● **Given task**
Pick out the lines below with "CORRELATION" and list them.

•••••

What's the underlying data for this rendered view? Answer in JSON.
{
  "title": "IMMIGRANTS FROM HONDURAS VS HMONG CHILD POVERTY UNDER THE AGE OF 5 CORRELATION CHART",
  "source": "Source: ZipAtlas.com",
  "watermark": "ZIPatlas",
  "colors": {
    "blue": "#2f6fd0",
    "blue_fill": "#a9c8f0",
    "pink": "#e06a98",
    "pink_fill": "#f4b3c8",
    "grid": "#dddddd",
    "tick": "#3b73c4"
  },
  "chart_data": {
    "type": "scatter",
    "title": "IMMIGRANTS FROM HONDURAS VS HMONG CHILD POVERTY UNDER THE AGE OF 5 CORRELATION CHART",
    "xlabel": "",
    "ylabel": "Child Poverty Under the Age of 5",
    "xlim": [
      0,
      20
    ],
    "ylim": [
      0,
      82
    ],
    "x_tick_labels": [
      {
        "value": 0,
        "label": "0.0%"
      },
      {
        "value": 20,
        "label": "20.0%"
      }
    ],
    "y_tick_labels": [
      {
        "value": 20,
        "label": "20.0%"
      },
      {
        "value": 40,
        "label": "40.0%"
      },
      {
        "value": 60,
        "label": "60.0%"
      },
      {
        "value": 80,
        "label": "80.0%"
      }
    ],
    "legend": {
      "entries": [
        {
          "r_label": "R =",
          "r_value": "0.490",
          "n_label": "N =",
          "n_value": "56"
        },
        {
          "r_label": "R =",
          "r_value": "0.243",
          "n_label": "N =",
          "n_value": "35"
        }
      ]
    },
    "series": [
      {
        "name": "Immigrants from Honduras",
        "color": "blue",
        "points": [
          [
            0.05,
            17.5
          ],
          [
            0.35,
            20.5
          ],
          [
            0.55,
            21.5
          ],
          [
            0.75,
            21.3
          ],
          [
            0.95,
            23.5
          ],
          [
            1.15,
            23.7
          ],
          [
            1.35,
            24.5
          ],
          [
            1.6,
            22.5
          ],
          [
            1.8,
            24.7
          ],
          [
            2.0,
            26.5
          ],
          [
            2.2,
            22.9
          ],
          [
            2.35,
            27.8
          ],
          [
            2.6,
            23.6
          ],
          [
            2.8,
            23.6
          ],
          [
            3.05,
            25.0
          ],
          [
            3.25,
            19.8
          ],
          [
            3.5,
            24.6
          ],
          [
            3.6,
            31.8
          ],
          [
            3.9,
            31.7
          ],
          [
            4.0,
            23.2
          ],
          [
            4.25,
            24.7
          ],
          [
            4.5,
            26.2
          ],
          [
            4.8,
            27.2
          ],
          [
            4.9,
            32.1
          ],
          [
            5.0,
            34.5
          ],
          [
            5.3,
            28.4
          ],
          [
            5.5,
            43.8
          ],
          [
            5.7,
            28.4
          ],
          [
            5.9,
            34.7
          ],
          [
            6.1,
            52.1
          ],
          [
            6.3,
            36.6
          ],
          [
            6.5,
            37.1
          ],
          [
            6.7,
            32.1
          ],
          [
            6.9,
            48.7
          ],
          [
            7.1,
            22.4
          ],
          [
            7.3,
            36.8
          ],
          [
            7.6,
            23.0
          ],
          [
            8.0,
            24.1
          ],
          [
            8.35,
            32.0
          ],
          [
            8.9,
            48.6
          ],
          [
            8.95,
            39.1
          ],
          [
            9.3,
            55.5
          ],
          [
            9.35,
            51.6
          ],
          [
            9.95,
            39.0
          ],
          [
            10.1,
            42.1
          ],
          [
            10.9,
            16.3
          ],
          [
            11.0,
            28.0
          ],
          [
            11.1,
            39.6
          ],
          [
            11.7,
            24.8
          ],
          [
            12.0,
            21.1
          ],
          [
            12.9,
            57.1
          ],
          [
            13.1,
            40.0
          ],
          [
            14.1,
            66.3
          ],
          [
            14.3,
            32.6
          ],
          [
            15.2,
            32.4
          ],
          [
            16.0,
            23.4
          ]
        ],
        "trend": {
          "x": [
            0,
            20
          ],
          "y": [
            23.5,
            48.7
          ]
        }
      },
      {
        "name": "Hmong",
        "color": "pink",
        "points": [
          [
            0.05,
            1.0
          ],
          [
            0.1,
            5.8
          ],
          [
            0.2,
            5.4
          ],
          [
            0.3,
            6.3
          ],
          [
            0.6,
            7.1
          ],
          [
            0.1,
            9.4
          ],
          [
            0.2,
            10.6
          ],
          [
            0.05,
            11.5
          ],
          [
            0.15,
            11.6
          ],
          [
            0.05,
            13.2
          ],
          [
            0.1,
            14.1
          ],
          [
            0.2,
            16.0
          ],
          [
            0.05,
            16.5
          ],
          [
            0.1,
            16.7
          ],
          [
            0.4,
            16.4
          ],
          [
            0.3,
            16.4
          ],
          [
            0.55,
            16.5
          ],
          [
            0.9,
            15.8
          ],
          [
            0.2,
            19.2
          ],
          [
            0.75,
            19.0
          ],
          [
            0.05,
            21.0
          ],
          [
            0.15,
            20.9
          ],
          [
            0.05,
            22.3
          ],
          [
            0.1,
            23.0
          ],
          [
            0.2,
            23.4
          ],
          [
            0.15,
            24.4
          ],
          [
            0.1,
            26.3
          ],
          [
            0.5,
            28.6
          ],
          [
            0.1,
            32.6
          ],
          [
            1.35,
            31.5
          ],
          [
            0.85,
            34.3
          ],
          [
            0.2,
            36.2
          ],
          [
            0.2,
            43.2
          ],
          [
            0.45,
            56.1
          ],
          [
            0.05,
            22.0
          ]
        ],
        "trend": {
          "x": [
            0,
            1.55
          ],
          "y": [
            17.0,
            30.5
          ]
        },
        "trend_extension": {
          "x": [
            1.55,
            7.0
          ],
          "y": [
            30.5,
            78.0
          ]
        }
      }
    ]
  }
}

•••••

● **Exercise response**
  "title": "IMMIGRANTS FROM HONDURAS VS HMONG CHILD POVERTY UNDER THE AGE OF 5 CORRELATION CHART",
    "title": "IMMIGRANTS FROM HONDURAS VS HMONG CHILD POVERTY UNDER THE AGE OF 5 CORRELATION CHART",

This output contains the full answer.